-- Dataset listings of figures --
>> start

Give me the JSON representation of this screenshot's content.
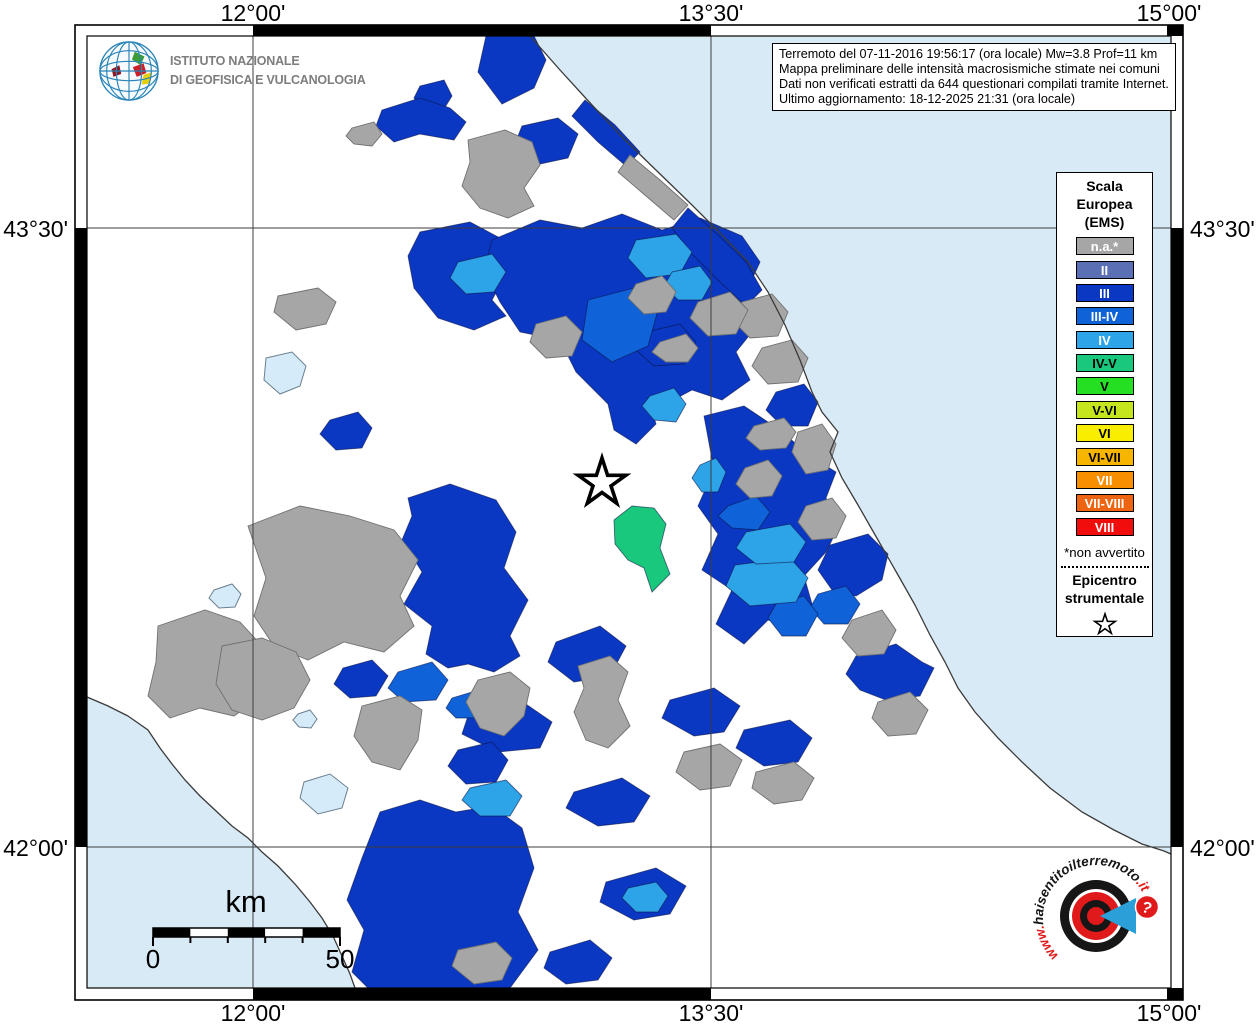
{
  "branding": {
    "ingv": {
      "logo_icon": "ingv-globe-icon",
      "line1": "ISTITUTO NAZIONALE",
      "line2": "DI GEOFISICA E VULCANOLOGIA"
    },
    "hsit": {
      "icon": "haisentitoilterremoto-bullseye-icon",
      "prefix": "www.",
      "middle": "haisentitoilterremoto",
      "suffix": ".it",
      "question_mark": "?",
      "accent": "#e01a1a"
    }
  },
  "info_box": {
    "lines": [
      "Terremoto del 07-11-2016 19:56:17 (ora locale) Mw=3.8 Prof=11 km",
      "Mappa preliminare delle intensità macrosismiche stimate nei comuni",
      "Dati non verificati estratti da 644 questionari compilati tramite Internet.",
      "Ultimo aggiornamento: 18-12-2025 21:31 (ora locale)"
    ]
  },
  "axes": {
    "top": [
      "12°00'",
      "13°30'",
      "15°00'"
    ],
    "bottom": [
      "12°00'",
      "13°30'",
      "15°00'"
    ],
    "left": [
      "43°30'",
      "42°00'"
    ],
    "right": [
      "43°30'",
      "42°00'"
    ]
  },
  "legend": {
    "title_lines": [
      "Scala",
      "Europea",
      "(EMS)"
    ],
    "items": [
      {
        "label": "n.a.*",
        "color": "#a6a6a6",
        "text_color": "#ffffff"
      },
      {
        "label": "II",
        "color": "#5b6fb5",
        "text_color": "#ffffff"
      },
      {
        "label": "III",
        "color": "#0a38c2",
        "text_color": "#ffffff"
      },
      {
        "label": "III-IV",
        "color": "#0f62d8",
        "text_color": "#ffffff"
      },
      {
        "label": "IV",
        "color": "#2da4e8",
        "text_color": "#ffffff"
      },
      {
        "label": "IV-V",
        "color": "#19c87c",
        "text_color": "#000000"
      },
      {
        "label": "V",
        "color": "#25e022",
        "text_color": "#000000"
      },
      {
        "label": "V-VI",
        "color": "#c5e61c",
        "text_color": "#000000"
      },
      {
        "label": "VI",
        "color": "#f9ee00",
        "text_color": "#000000"
      },
      {
        "label": "VI-VII",
        "color": "#f7b500",
        "text_color": "#000000"
      },
      {
        "label": "VII",
        "color": "#f78f00",
        "text_color": "#ffffff"
      },
      {
        "label": "VII-VIII",
        "color": "#ef6410",
        "text_color": "#ffffff"
      },
      {
        "label": "VIII",
        "color": "#f20d0d",
        "text_color": "#ffffff"
      }
    ],
    "footnote": "*non avvertito",
    "epicenter_title_lines": [
      "Epicentro",
      "strumentale"
    ],
    "epicenter_icon": "star-icon"
  },
  "scale_bar": {
    "unit": "km",
    "start_label": "0",
    "end_label": "50"
  },
  "map": {
    "epicenter_icon": "star-icon",
    "colors": {
      "sea": "#d9eaf7",
      "land": "#ffffff",
      "lake": "#d6ebfa",
      "grid": "#3d3d3d",
      "coast": "#3a3a3a",
      "frame_black": "#000000",
      "na": "#a6a6a6",
      "iii": "#0a38c2",
      "iii_iv": "#0f62d8",
      "iv": "#2da4e8",
      "iv_v": "#19c87c"
    }
  }
}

>> end

-- TASK TO COMPLETE --
Working from the material above, transcribe it exactly while omitting pictures.

-- CORRECT OUTPUT --
Give me the JSON representation of this screenshot's content.
{
  "branding": {
    "ingv": {
      "logo_icon": "ingv-globe-icon",
      "line1": "ISTITUTO NAZIONALE",
      "line2": "DI GEOFISICA E VULCANOLOGIA"
    },
    "hsit": {
      "icon": "haisentitoilterremoto-bullseye-icon",
      "prefix": "www.",
      "middle": "haisentitoilterremoto",
      "suffix": ".it",
      "question_mark": "?",
      "accent": "#e01a1a"
    }
  },
  "info_box": {
    "lines": [
      "Terremoto del 07-11-2016 19:56:17 (ora locale) Mw=3.8 Prof=11 km",
      "Mappa preliminare delle intensità macrosismiche stimate nei comuni",
      "Dati non verificati estratti da 644 questionari compilati tramite Internet.",
      "Ultimo aggiornamento: 18-12-2025 21:31 (ora locale)"
    ]
  },
  "axes": {
    "top": [
      "12°00'",
      "13°30'",
      "15°00'"
    ],
    "bottom": [
      "12°00'",
      "13°30'",
      "15°00'"
    ],
    "left": [
      "43°30'",
      "42°00'"
    ],
    "right": [
      "43°30'",
      "42°00'"
    ]
  },
  "legend": {
    "title_lines": [
      "Scala",
      "Europea",
      "(EMS)"
    ],
    "items": [
      {
        "label": "n.a.*",
        "color": "#a6a6a6",
        "text_color": "#ffffff"
      },
      {
        "label": "II",
        "color": "#5b6fb5",
        "text_color": "#ffffff"
      },
      {
        "label": "III",
        "color": "#0a38c2",
        "text_color": "#ffffff"
      },
      {
        "label": "III-IV",
        "color": "#0f62d8",
        "text_color": "#ffffff"
      },
      {
        "label": "IV",
        "color": "#2da4e8",
        "text_color": "#ffffff"
      },
      {
        "label": "IV-V",
        "color": "#19c87c",
        "text_color": "#000000"
      },
      {
        "label": "V",
        "color": "#25e022",
        "text_color": "#000000"
      },
      {
        "label": "V-VI",
        "color": "#c5e61c",
        "text_color": "#000000"
      },
      {
        "label": "VI",
        "color": "#f9ee00",
        "text_color": "#000000"
      },
      {
        "label": "VI-VII",
        "color": "#f7b500",
        "text_color": "#000000"
      },
      {
        "label": "VII",
        "color": "#f78f00",
        "text_color": "#ffffff"
      },
      {
        "label": "VII-VIII",
        "color": "#ef6410",
        "text_color": "#ffffff"
      },
      {
        "label": "VIII",
        "color": "#f20d0d",
        "text_color": "#ffffff"
      }
    ],
    "footnote": "*non avvertito",
    "epicenter_title_lines": [
      "Epicentro",
      "strumentale"
    ],
    "epicenter_icon": "star-icon"
  },
  "scale_bar": {
    "unit": "km",
    "start_label": "0",
    "end_label": "50"
  },
  "map": {
    "epicenter_icon": "star-icon",
    "colors": {
      "sea": "#d9eaf7",
      "land": "#ffffff",
      "lake": "#d6ebfa",
      "grid": "#3d3d3d",
      "coast": "#3a3a3a",
      "frame_black": "#000000",
      "na": "#a6a6a6",
      "iii": "#0a38c2",
      "iii_iv": "#0f62d8",
      "iv": "#2da4e8",
      "iv_v": "#19c87c"
    }
  }
}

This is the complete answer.